* **STATED EXERCISE 1**
In the Craftsman power hacksaw thread, what price does Sears parts ask for the feed ratchet block?
* **STATED EXERCISE 2**
Update the Craftsman power hacksaw thread by writing out the passage starting with "Yup, hardened steel" and going on through "you are told.", with "e-mail" changed to "message".

* **PAGE EXCERPT**
++++++++++++++++++++
# Craftsman power hacksaw question



## Grandtools (Nov 9, 2013)

I just picked up one of those Craftsman hacksaws. It's in real nice shape except for the feed ratchet block. Good ol Sears parts does have it available, and it's only $180. So, since that's about 4 times what I paid for the whole saw, I'm looking for a better source. Has anyone ever replaced one and if so, where did you find it?


----------



## fastback (Nov 9, 2013)

Is that the aluminum step block that is used to raise the blade on the return stroke?  If so I need one too.  If you find a decent price somewhere I would also be interested.

Paul


----------



## Grandtools (Nov 9, 2013)

fastback said:


> Is that the aluminum step block that is used to raise the blade on the return stroke?  If so I need one too.  If you find a decent price somewhere I would also be interested.
> 
> Paul



Well, it is the toothed block that relieves the saw on return stroke, but it's not aluminum, It's hardened steel. If yours is aluminum, I can see why you would need one.


----------



## Privateer (Nov 10, 2013)

Is it an Atlas machine sold under Craftsman? If so, you can contact Clausing, and they might have the part. I've noticed they're not as expensive as Sears for spare parts.

Terry


----------



## Grandtools (Nov 10, 2013)

Privateer said:


> Is it an Atlas machine sold under Craftsman? If so, you can contact Clausing, and they might have the part. I've noticed they're not as expensive as Sears for spare parts.
> 
> Terry



Yes it was made  by Excel,, which was part of Covel,  and was also later sold as an Atlas 4350 hacksaw. I figured they might have it, but probably still too expensive. I did send Clausing an e-mail, let's see if I get a response.


----------



## Uncle Buck (Nov 10, 2013)

Grandtools said:


> I just picked up one of those Craftsman hacksaws. It's in real nice shape except for the feed ratchet block. Good ol Sears parts does have it available, and it's only $180. So, since that's about 4 times what I paid for the whole saw, I'm looking for a better source. Has anyone ever replaced one and if so, where did you find it?



I recall my dad having to buy that same block from Sears around 1980. I think the block cost about $80 then.



Grandtools said:


> Well, it is the toothed block that relieves the saw on return stroke, but it's not aluminum, It's hardened steel. If yours is aluminum, I can see why you would need one.



Yup, hardened steel for sure! 



Grandtools said:


> Yes it was made  by Excel,, which was part of Covel,  and was also later sold as an Atlas 4350 hacksaw. I figured they might have it, but probably still too expensive. I did send Clausing an e-mail, let's see if I get a response.



I will be interested in hearing what you are told.


----------



## fastback (Nov 10, 2013)

Yes it is stainless, my bad.  Mine may be still useable, but has a wear hole on one side at the top.  This may be the reason the weight was removed.
++++++++++++++++++++
* **EXTRACTED DATA**
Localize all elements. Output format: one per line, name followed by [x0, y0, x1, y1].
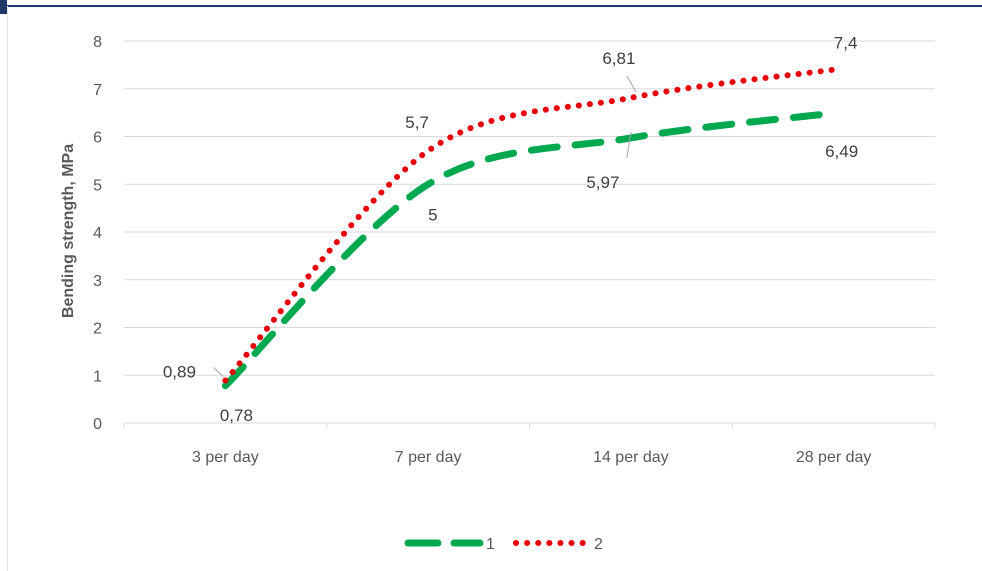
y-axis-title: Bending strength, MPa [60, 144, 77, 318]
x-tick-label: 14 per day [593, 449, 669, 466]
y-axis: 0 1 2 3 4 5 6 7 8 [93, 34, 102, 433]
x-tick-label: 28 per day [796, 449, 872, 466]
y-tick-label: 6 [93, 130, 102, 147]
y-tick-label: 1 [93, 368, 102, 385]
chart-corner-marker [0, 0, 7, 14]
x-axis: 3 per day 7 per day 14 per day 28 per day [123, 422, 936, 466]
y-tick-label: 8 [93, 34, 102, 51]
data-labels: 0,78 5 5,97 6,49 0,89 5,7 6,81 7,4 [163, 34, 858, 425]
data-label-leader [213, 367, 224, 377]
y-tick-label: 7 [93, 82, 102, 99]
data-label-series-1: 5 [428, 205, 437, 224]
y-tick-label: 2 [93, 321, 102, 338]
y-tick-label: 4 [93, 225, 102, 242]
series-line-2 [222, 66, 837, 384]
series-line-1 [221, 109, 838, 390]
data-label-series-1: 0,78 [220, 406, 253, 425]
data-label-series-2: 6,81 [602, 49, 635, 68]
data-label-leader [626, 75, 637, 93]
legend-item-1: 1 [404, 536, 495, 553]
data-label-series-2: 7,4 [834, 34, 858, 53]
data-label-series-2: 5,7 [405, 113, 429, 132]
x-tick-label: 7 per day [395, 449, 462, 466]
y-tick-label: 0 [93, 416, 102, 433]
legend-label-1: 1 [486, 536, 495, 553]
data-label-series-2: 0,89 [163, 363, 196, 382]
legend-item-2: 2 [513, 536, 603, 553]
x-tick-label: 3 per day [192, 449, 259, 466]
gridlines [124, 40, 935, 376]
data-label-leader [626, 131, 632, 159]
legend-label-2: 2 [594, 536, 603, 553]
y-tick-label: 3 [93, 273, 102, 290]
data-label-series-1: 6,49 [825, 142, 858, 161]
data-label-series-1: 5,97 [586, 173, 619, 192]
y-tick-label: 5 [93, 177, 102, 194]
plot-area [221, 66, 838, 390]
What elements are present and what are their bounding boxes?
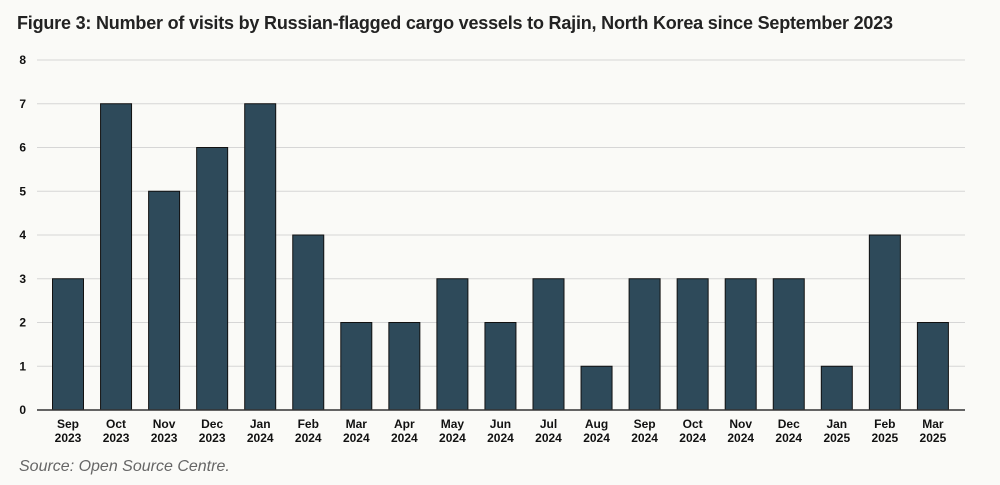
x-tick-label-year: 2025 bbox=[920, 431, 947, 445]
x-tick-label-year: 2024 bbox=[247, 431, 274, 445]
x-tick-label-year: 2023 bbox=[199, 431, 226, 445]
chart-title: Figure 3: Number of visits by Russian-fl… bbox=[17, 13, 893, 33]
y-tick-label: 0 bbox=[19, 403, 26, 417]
++++++++++++++++++++
* **EXPECTED ANSWER 1**
$180

* **EXPECTED ANSWER 2**
Yup, hardened steel for sure! 



Grandtools said:


> Yes it was made  by Excel,, which was part of Covel,  and was also later sold as an Atlas 4350 hacksaw. I figured they might have it, but probably still too expensive. I did send Clausing an message, let's see if I get a response.



I will be interested in hearing what you are told.